── DATASET ENTRIES
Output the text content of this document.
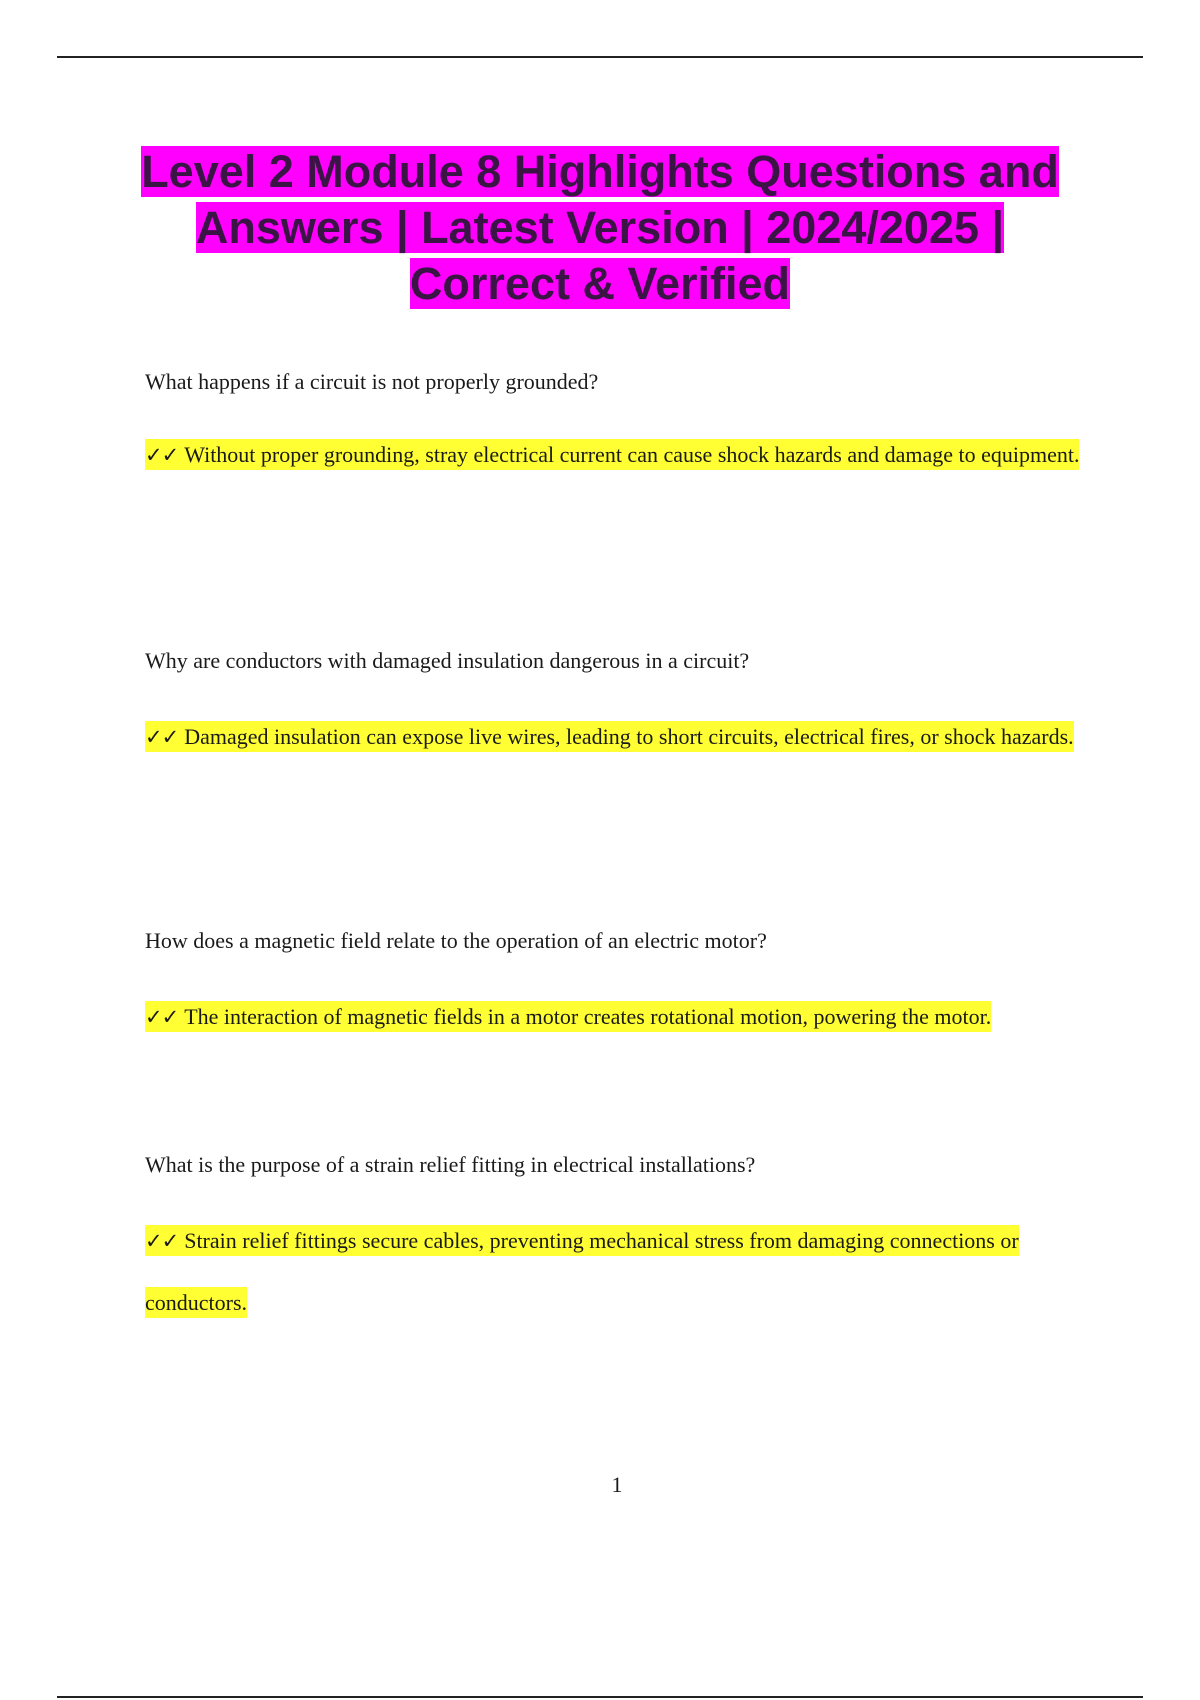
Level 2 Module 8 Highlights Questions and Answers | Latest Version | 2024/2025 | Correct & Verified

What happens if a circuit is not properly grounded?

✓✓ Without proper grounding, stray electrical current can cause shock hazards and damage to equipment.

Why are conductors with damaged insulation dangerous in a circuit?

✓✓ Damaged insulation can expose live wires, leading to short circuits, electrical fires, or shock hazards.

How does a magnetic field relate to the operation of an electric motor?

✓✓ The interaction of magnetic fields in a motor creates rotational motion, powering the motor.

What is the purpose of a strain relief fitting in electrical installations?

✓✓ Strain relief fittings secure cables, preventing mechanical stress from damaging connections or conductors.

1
────
> **THE PROBLEM**
The entries above are to be returned exactly, without their pictures.

> **RESULT BELOW**
Output the text content of this document.
Level 2 Module 8 Highlights Questions and Answers | Latest Version | 2024/2025 | Correct & Verified

What happens if a circuit is not properly grounded?

✓✓ Without proper grounding, stray electrical current can cause shock hazards and damage to equipment.

Why are conductors with damaged insulation dangerous in a circuit?

✓✓ Damaged insulation can expose live wires, leading to short circuits, electrical fires, or shock hazards.

How does a magnetic field relate to the operation of an electric motor?

✓✓ The interaction of magnetic fields in a motor creates rotational motion, powering the motor.

What is the purpose of a strain relief fitting in electrical installations?

✓✓ Strain relief fittings secure cables, preventing mechanical stress from damaging connections or conductors.

1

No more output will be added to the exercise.